▶ **WHAT YOU HAVE TO DO**: Collect each line of the records containing the string "document".

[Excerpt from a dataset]
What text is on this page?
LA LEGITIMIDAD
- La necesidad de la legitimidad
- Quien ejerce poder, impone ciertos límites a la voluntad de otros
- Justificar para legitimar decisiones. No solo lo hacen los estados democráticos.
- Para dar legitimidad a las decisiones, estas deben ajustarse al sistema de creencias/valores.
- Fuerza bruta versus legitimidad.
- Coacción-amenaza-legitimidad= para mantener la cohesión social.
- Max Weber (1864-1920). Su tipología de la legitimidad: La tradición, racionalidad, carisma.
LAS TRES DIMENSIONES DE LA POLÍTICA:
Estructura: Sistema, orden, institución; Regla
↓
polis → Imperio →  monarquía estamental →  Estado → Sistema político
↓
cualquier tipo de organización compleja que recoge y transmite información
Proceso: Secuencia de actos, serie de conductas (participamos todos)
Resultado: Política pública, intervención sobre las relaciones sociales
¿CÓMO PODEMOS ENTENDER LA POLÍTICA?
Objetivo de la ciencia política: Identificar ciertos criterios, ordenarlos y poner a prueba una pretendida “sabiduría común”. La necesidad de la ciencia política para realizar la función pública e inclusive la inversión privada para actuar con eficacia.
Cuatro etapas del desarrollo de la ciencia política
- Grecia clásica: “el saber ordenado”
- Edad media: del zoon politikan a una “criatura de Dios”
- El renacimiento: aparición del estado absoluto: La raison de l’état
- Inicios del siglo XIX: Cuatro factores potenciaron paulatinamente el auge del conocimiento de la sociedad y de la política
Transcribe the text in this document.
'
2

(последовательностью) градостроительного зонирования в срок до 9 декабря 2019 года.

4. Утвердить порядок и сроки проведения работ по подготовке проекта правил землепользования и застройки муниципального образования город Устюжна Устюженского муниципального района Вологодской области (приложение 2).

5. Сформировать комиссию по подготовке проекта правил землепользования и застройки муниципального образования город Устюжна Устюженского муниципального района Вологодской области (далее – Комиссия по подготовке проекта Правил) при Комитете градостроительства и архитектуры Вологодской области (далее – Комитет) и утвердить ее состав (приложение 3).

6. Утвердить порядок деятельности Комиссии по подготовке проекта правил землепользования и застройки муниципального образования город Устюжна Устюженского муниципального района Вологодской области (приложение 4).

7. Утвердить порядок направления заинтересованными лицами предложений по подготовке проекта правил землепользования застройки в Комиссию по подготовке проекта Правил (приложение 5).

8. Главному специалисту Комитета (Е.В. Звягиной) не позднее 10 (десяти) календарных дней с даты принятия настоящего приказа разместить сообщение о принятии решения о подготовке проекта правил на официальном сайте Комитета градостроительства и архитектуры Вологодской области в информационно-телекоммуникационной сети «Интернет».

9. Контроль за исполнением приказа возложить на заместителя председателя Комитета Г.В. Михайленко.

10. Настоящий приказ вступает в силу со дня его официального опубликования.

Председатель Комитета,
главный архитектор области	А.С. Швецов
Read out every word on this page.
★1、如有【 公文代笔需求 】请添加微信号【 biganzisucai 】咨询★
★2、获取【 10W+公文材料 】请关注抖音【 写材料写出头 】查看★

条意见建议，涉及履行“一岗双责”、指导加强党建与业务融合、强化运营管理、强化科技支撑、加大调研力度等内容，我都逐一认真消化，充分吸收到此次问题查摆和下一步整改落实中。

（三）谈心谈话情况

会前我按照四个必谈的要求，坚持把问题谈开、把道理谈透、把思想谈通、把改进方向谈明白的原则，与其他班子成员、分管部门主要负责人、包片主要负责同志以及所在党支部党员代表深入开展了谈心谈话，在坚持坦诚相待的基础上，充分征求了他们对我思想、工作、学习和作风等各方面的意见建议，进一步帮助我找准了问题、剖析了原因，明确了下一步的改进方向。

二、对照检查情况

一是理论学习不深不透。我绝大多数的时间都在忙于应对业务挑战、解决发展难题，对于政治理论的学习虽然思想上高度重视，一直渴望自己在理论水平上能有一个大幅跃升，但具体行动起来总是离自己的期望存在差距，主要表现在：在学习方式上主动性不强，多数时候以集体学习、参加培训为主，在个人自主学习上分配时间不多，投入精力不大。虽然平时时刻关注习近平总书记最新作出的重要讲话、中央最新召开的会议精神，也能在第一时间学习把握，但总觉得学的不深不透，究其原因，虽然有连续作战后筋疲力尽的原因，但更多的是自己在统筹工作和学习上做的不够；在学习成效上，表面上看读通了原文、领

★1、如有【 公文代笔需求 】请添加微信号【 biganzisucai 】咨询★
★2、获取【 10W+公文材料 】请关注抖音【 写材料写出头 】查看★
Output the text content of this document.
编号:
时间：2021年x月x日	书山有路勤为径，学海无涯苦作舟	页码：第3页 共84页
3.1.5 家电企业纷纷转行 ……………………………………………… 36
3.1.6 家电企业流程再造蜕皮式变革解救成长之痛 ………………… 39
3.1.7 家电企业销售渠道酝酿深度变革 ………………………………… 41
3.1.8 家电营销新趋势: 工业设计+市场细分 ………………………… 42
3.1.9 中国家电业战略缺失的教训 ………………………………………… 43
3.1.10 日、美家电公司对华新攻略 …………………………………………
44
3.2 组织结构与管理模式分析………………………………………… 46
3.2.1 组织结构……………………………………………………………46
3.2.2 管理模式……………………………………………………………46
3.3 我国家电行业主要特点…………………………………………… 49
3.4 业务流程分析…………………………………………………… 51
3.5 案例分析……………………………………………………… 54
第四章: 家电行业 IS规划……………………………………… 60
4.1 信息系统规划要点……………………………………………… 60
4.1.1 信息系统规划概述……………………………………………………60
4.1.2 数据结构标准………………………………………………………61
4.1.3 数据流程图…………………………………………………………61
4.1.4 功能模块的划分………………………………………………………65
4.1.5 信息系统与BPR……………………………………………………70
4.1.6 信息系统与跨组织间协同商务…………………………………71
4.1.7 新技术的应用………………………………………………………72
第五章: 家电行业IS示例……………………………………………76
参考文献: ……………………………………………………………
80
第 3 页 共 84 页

▶ **WRITTEN RESPONSE**:
Transcribe the text in this document.
Output the text content of this document.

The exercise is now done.